TEXT BLOCK >>
★ ★ ★ ★ ★ ★ ★
Man or Astro-Man? has a shtick, one that is no less hokey than an Ed Wood flying saucer, yet one that enhances rather than dilutes the visceral power of the group's surf-infused instrumental rock. The core of the band's gimmick, more or less: Four TV-weaned extraterrestrials dwelling in the future are jettisoned back in time to circa 1992 and dropped into the small-town confines of Auburn, Alabama, a college burg located between Montgomery and Atlanta, Georgia. From their abandoned home planet, they receive aural transmissions that sound amazingly similar to the reverb-drenched surf-guitar splashes made in the early Sixties by the likes of Dick Dale, the Ventures, and the Surfaris. Those transmissions are then relayed by the band to the masses via live performance and studio recordings. Or something like that.
★ ★ ★ ★ ★ ★ ★
MATERIAL >>
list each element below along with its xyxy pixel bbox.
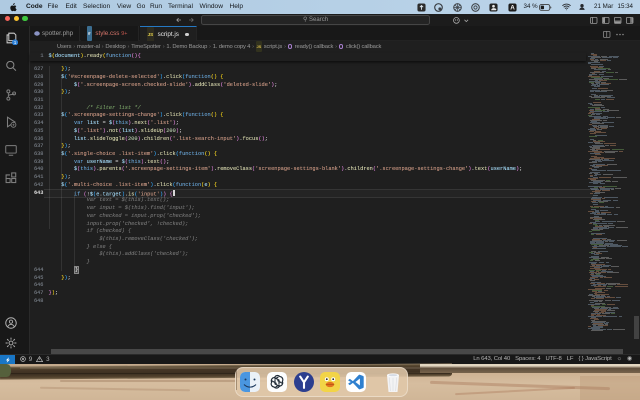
★ ★ ★ ★ ★ ★ ★
AIM A >>
Answer these from the Man or Astro-Man? text:
(i) How many extraterrestrials make up the band in its gimmick?
(ii) Between which two cities does the text place Auburn?
(iii) Through what two means does the band relay the transmissions to the masses?
AIM B >>
Do these statements agree with the Man or Astro-Man? text? For each, answer yes or no and quote the words that decide it.
(i) The band's shtick weakens the power of its music.
(ii) The extraterrestrials are sent back in time to around 1992.
(iii) The transmissions come from a home planet the aliens still live on.
AIM C >> Resume the Man or Astro-Man? text, picking up right after "Or something like that."
The listing was drawn from a separate source.

EXERCISE RESPONSE A >>
(i) Four.
(ii) Montgomery and Atlanta, Georgia.
(iii) Live performance and studio recordings.

EXERCISE RESPONSE B >>
(i) No: "enhances rather than dilutes the visceral power of the group's surf-infused instrumental rock"
(ii) Yes: "jettisoned back in time to circa 1992"
(iii) No: "From their abandoned home planet"

EXERCISE RESPONSE C >>
Subscribe to such goofiness if you want, or opt for a more plausible explanation of origin (for instance, four college-age, record-hording, B-movie-addicted guys form a sci-fi surf band to combat small-town boredom and give themselves silly pseudonyms such as Birdstuff, Star Crunch, and Coco the Electronic Monkey Wizard).

Either way, one fact remains: Man or Astro-Man? rests at the apex of the instrumental surf-guitar revival, which began at the turn of the Nineties and was spearheaded by San Francisco's Lone Ranger-masked Phantom Surfers and the now-defunct Canadian trio Shadowy Men on a Shadowy Planet. But where the former bang out fanatically authentic re-creations of Sixties-era surf-riding grooves, and the latter crafted a quirky, unique sound that often shimmied beyond the confines of the genre, Man or Astro-Man? rides a different kind of wave, conceptually and sonically.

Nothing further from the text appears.